* TEXT SHOWN:
** Begin **

Posted by: AT 09:26 am   |  Permalink   |  Email
Monday, July 21 2014

Matthew 13:24–30, 36–43

    If you were here with us last week you’ll recall that we talked about planting seeds.     This week we’re going to talk about pulling weeds.  By the way – how many of you like to pull weeds?  Boy, have I got a job for you!  We could use some volunteers around here to pull weeds in the landscaping.  Have you noticed?  Please – and I’m serious about this – see me after worship if you can give an hour sometime to help pull weeds.  

    Having said that, weed pulling is not an easy job.  Even Jesus – in our reading today – tells a parable – a teaching story – where a landowner tells his servants not to pull the weeds from the field.  His point is that the wheat that has been planted – and that he wants to grow – might be pulled up along with the weeds should the servants decide to pull the weeds from the field.  The landowner’s solution is to say, “Let both grow together until the harvest.”

    Jesus explains this parable to his disciples this way:  “The weeds are the sons of the evil one, and the enemy who sows them is the devil. The harvest is the end of the age, and the harvesters are angels.

    So the weeds are pulled up at the final judgment and thrown into the fire. Jesus tells us that the weeds represent everything that causes sin and all who do evil.  I think I speak for all of us when I say, when it comes to the final judgment, I know for sure I don’t want to be a weed.  Anybody here want to be a weed?  I didn’t think so.
 
    I don’t want to be a weed, because weeds are those whom Jesus says are “evil doers.”  And I KNOW that I am not an evildoer – therefore I can’t be like one of these weeds that Jesus is talking about.  I mean – after all – I am a pastor, don’t you know!  AND I’m a good Christian.  So…so…so, so wait.  What DOES Jesus mean by evildoer?  Where is the cut off line?  I mean, I’m not a terrorist.  I’m not a murderer.  I’ve never done any of those really bad things you read about in the newspaper.  

    I might tell a fib once in awhile.  I might be envious of the guy down the street with his flashy new sports car.  So just where does God draw the line when He’s talking about these evildoers?  

    I don’t think there is a line.  When the Apostle Paul writes in Romans 3:23, “All have sinned and fall short of the glory of God?” is he right?   Yeah.   Of course he is.  We’ve all sinned.  And I think it’s important to ask right now – if that’s the case – if we have all sinned, and if we all fall short of the glory of God – is there any hope for us?

    You bet there is!  And it’s all because of Jesus.  Through His life, death and resurrection, God forgives – God forgets – AND God gives us a new life and a fresh start.  It is as if He turns us weeds into wheat.  

    Now, I know that in nature that can never happen.  A weed will always be a weed, and wheat will always be wheat.  So the parable only tells part of the story at this point, because the way God works – the way Jesus operates in our lives – is to turn our weed-like lives into good wheat that produces good seed.  That is our hope.
 
    Now – having said all that – let me take this analogy of weeds a step further than the parable itself takes it.  If we can let the weeds stand for all those bad things in our lives that we DO have some control over – wouldn’t you pull those weeds before they became deeply rooted and much more difficult to pull?  

    When doing pre-marital counseling I almost always tell couples not to let their little problems become big problems.  I invite them to come to talk to me or somebody else if they need to.  In other words – recognize the weed – pull the weed – before it becomes deeply rooted.

** End **

* ENTRIES SUPPLIED:
** Begin **

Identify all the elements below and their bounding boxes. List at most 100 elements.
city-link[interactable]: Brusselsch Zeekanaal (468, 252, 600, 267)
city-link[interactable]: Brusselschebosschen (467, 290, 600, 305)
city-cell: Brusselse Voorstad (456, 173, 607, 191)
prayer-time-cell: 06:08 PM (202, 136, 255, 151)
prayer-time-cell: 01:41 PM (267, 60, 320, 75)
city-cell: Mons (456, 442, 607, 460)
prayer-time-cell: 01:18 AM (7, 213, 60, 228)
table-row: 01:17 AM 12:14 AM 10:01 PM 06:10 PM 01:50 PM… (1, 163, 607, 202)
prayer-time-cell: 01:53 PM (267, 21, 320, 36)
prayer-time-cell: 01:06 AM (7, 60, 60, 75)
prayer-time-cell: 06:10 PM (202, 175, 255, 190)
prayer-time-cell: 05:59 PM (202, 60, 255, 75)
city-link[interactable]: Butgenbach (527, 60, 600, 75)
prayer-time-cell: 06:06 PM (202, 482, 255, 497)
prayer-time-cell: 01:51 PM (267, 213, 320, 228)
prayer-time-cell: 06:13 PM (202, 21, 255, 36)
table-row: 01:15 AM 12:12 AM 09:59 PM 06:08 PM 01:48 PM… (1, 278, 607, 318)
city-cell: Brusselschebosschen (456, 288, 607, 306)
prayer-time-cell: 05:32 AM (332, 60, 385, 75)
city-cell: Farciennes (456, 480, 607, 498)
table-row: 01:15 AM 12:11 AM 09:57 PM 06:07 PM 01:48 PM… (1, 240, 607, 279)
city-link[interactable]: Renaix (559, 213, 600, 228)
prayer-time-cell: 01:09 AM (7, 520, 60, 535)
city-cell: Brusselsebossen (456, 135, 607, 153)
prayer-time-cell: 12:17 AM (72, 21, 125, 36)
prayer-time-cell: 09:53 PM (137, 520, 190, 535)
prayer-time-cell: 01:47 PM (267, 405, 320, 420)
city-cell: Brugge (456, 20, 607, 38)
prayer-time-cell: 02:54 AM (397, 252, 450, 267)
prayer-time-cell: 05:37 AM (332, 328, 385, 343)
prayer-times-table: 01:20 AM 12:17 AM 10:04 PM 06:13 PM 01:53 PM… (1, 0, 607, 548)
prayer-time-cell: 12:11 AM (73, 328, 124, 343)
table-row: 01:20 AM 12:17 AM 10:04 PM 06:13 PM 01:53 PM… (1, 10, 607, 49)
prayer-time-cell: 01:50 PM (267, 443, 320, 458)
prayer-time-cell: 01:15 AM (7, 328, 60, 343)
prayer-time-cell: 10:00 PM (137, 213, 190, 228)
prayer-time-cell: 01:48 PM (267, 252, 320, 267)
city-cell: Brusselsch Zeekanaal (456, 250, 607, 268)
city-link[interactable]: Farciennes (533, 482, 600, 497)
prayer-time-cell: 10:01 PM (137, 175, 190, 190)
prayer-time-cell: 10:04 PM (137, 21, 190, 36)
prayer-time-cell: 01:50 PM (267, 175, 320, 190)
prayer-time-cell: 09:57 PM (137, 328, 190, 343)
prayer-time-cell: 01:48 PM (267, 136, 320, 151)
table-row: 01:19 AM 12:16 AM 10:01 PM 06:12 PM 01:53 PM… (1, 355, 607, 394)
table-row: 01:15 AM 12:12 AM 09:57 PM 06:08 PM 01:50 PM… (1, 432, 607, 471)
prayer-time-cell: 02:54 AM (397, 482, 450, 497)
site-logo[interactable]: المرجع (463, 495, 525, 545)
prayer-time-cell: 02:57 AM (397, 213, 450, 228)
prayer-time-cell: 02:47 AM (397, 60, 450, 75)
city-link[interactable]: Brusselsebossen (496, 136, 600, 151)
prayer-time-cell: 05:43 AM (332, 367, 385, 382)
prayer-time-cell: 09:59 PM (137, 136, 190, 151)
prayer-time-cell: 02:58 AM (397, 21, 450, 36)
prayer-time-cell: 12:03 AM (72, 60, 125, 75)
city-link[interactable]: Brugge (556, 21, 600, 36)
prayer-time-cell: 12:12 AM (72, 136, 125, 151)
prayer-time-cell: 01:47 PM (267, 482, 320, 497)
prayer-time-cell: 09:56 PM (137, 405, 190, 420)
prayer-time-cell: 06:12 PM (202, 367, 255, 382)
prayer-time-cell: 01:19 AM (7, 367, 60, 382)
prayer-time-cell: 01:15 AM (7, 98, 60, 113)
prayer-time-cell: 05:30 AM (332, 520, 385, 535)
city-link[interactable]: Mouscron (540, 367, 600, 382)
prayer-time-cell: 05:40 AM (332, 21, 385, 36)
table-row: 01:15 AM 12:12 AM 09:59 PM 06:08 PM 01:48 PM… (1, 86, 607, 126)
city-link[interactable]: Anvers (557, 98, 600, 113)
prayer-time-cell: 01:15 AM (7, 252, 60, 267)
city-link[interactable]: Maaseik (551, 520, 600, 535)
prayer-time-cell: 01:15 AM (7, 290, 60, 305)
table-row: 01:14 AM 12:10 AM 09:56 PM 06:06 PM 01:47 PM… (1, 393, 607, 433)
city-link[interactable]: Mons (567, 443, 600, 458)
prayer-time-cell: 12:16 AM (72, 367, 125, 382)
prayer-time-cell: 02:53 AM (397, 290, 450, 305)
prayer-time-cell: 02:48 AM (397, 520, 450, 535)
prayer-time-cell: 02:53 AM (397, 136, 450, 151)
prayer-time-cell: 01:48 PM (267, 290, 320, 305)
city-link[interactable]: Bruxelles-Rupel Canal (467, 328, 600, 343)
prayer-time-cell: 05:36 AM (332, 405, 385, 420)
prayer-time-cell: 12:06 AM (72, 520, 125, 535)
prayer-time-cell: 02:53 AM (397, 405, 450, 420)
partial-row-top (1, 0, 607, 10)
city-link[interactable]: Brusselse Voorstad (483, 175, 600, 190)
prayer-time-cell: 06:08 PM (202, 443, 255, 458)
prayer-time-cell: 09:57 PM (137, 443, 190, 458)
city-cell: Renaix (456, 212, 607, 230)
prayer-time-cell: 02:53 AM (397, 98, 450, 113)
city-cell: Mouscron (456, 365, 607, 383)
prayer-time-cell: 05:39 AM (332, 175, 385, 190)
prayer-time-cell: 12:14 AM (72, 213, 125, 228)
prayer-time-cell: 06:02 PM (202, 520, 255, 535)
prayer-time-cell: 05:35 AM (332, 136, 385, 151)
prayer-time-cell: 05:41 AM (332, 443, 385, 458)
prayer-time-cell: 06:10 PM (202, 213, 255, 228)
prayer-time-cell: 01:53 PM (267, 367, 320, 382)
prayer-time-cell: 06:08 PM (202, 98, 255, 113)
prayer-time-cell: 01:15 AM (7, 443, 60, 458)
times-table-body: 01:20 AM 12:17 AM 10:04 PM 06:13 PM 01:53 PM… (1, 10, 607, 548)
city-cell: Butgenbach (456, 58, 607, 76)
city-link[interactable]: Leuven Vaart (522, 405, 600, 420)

** End **

* WORK TO COMPLETE: Reproduce the passage of the sermon on pulling weeds starting at "You bet there" and ending at "is our hope.".

* THE RESPONSE:
You bet there is!  And it’s all because of Jesus.  Through His life, death and resurrection, God forgives – God forgets – AND God gives us a new life and a fresh start.  It is as if He turns us weeds into wheat.  

    Now, I know that in nature that can never happen.  A weed will always be a weed, and wheat will always be wheat.  So the parable only tells part of the story at this point, because the way God works – the way Jesus operates in our lives – is to turn our weed-like lives into good wheat that produces good seed.  That is our hope.